> THE EXERCISE: Quote all entries exactly, leaving pictures aside.

> DATA FOR PROCESSING:
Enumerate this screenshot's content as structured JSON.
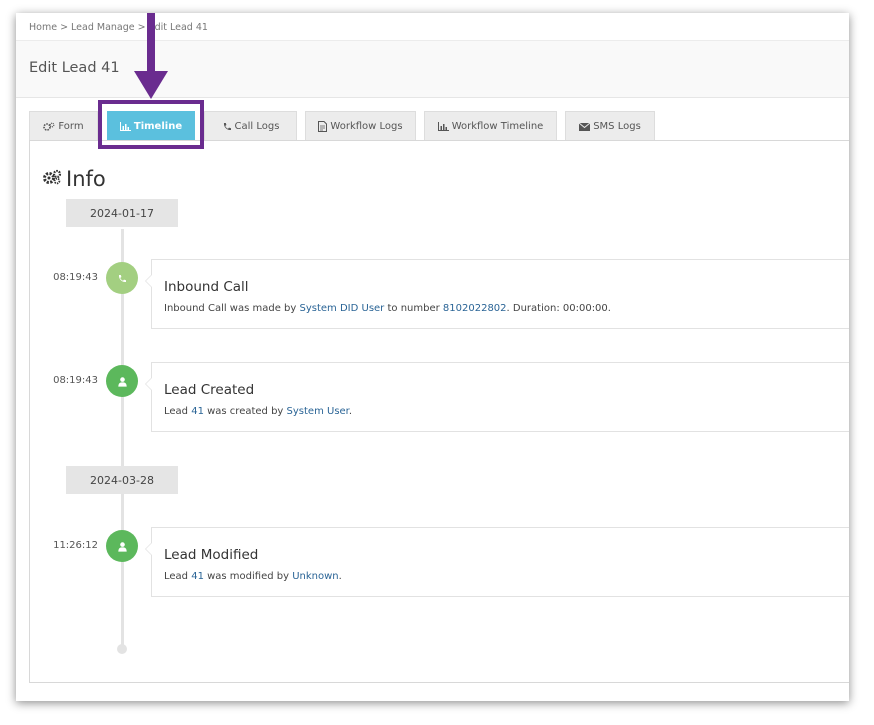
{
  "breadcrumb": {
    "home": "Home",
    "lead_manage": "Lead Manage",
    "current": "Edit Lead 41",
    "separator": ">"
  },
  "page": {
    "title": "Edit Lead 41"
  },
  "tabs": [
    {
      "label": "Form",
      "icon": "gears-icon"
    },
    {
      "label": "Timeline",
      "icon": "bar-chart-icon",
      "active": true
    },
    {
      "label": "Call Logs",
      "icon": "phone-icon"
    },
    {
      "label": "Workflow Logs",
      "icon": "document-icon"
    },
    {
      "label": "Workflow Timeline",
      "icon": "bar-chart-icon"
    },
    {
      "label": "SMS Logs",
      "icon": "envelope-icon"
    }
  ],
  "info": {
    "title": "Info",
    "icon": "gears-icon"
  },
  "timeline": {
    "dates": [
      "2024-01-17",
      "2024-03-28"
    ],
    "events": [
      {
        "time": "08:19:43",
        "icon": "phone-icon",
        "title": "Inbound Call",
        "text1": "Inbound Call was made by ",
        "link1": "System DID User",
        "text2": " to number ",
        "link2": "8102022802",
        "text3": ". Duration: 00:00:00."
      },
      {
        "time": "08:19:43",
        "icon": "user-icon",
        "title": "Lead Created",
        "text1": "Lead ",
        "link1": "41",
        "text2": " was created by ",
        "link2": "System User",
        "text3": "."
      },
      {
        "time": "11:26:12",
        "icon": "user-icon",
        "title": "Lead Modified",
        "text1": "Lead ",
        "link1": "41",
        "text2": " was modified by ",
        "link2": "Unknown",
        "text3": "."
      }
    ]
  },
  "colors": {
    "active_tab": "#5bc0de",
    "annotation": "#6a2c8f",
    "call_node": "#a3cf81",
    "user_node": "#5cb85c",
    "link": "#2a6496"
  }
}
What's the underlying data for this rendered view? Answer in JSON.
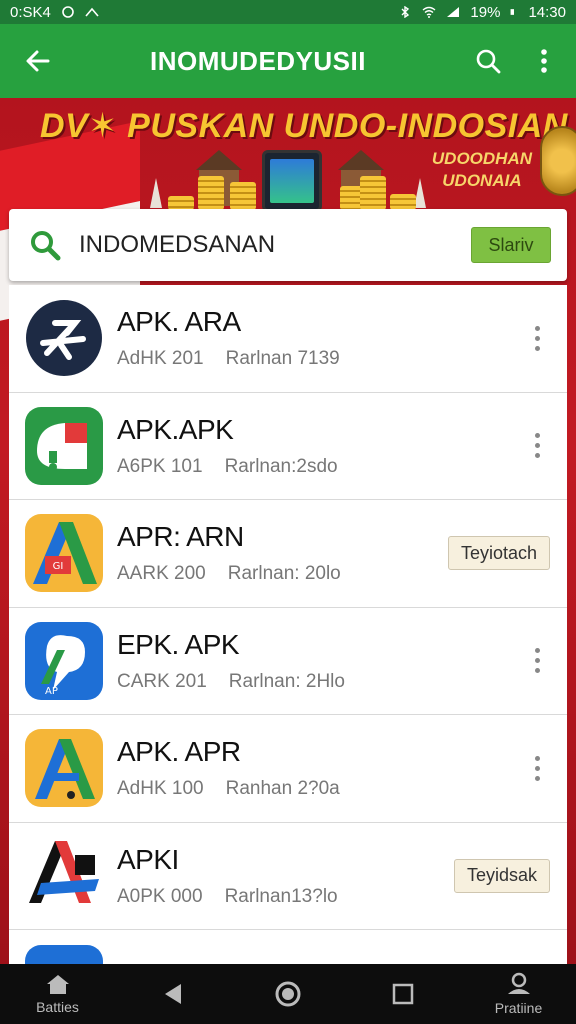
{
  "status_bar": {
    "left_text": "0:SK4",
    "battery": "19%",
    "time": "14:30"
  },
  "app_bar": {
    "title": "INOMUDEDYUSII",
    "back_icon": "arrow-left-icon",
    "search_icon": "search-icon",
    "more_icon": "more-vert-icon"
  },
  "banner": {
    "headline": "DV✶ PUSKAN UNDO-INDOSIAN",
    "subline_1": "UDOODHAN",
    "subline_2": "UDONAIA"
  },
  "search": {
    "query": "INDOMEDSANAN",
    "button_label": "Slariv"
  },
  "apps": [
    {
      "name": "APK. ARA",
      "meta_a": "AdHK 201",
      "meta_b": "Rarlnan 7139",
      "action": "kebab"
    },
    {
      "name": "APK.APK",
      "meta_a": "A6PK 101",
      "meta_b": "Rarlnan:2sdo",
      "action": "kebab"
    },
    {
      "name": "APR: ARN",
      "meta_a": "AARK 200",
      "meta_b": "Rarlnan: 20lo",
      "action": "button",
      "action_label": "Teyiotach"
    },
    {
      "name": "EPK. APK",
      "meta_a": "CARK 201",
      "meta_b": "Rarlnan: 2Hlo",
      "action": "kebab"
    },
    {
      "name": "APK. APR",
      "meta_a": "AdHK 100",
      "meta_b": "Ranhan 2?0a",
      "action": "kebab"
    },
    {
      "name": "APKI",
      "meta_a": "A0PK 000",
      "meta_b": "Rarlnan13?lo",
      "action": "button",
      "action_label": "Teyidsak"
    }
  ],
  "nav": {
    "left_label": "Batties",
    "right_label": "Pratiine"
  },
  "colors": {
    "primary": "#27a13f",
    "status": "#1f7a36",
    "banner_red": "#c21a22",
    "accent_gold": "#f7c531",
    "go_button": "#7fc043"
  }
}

> RESULT BELOW:
Enumerate this screenshot's content as structured JSON.
{
  "breadcrumb": {
    "home": "Home",
    "lead_manage": "Lead Manage",
    "current": "Edit Lead 41",
    "separator": ">"
  },
  "page": {
    "title": "Edit Lead 41"
  },
  "tabs": [
    {
      "label": "Form",
      "icon": "gears-icon"
    },
    {
      "label": "Timeline",
      "icon": "bar-chart-icon",
      "active": true
    },
    {
      "label": "Call Logs",
      "icon": "phone-icon"
    },
    {
      "label": "Workflow Logs",
      "icon": "document-icon"
    },
    {
      "label": "Workflow Timeline",
      "icon": "bar-chart-icon"
    },
    {
      "label": "SMS Logs",
      "icon": "envelope-icon"
    }
  ],
  "info": {
    "title": "Info",
    "icon": "gears-icon"
  },
  "timeline": {
    "dates": [
      "2024-01-17",
      "2024-03-28"
    ],
    "events": [
      {
        "time": "08:19:43",
        "icon": "phone-icon",
        "title": "Inbound Call",
        "text1": "Inbound Call was made by ",
        "link1": "System DID User",
        "text2": " to number ",
        "link2": "8102022802",
        "text3": ". Duration: 00:00:00."
      },
      {
        "time": "08:19:43",
        "icon": "user-icon",
        "title": "Lead Created",
        "text1": "Lead ",
        "link1": "41",
        "text2": " was created by ",
        "link2": "System User",
        "text3": "."
      },
      {
        "time": "11:26:12",
        "icon": "user-icon",
        "title": "Lead Modified",
        "text1": "Lead ",
        "link1": "41",
        "text2": " was modified by ",
        "link2": "Unknown",
        "text3": "."
      }
    ]
  },
  "colors": {
    "active_tab": "#5bc0de",
    "annotation": "#6a2c8f",
    "call_node": "#a3cf81",
    "user_node": "#5cb85c",
    "link": "#2a6496"
  }
}
What's the underlying data for this rendered view? Answer in JSON.
{
  "status_bar": {
    "left_text": "0:SK4",
    "battery": "19%",
    "time": "14:30"
  },
  "app_bar": {
    "title": "INOMUDEDYUSII",
    "back_icon": "arrow-left-icon",
    "search_icon": "search-icon",
    "more_icon": "more-vert-icon"
  },
  "banner": {
    "headline": "DV✶ PUSKAN UNDO-INDOSIAN",
    "subline_1": "UDOODHAN",
    "subline_2": "UDONAIA"
  },
  "search": {
    "query": "INDOMEDSANAN",
    "button_label": "Slariv"
  },
  "apps": [
    {
      "name": "APK. ARA",
      "meta_a": "AdHK 201",
      "meta_b": "Rarlnan 7139",
      "action": "kebab"
    },
    {
      "name": "APK.APK",
      "meta_a": "A6PK 101",
      "meta_b": "Rarlnan:2sdo",
      "action": "kebab"
    },
    {
      "name": "APR: ARN",
      "meta_a": "AARK 200",
      "meta_b": "Rarlnan: 20lo",
      "action": "button",
      "action_label": "Teyiotach"
    },
    {
      "name": "EPK. APK",
      "meta_a": "CARK 201",
      "meta_b": "Rarlnan: 2Hlo",
      "action": "kebab"
    },
    {
      "name": "APK. APR",
      "meta_a": "AdHK 100",
      "meta_b": "Ranhan 2?0a",
      "action": "kebab"
    },
    {
      "name": "APKI",
      "meta_a": "A0PK 000",
      "meta_b": "Rarlnan13?lo",
      "action": "button",
      "action_label": "Teyidsak"
    }
  ],
  "nav": {
    "left_label": "Batties",
    "right_label": "Pratiine"
  },
  "colors": {
    "primary": "#27a13f",
    "status": "#1f7a36",
    "banner_red": "#c21a22",
    "accent_gold": "#f7c531",
    "go_button": "#7fc043"
  }
}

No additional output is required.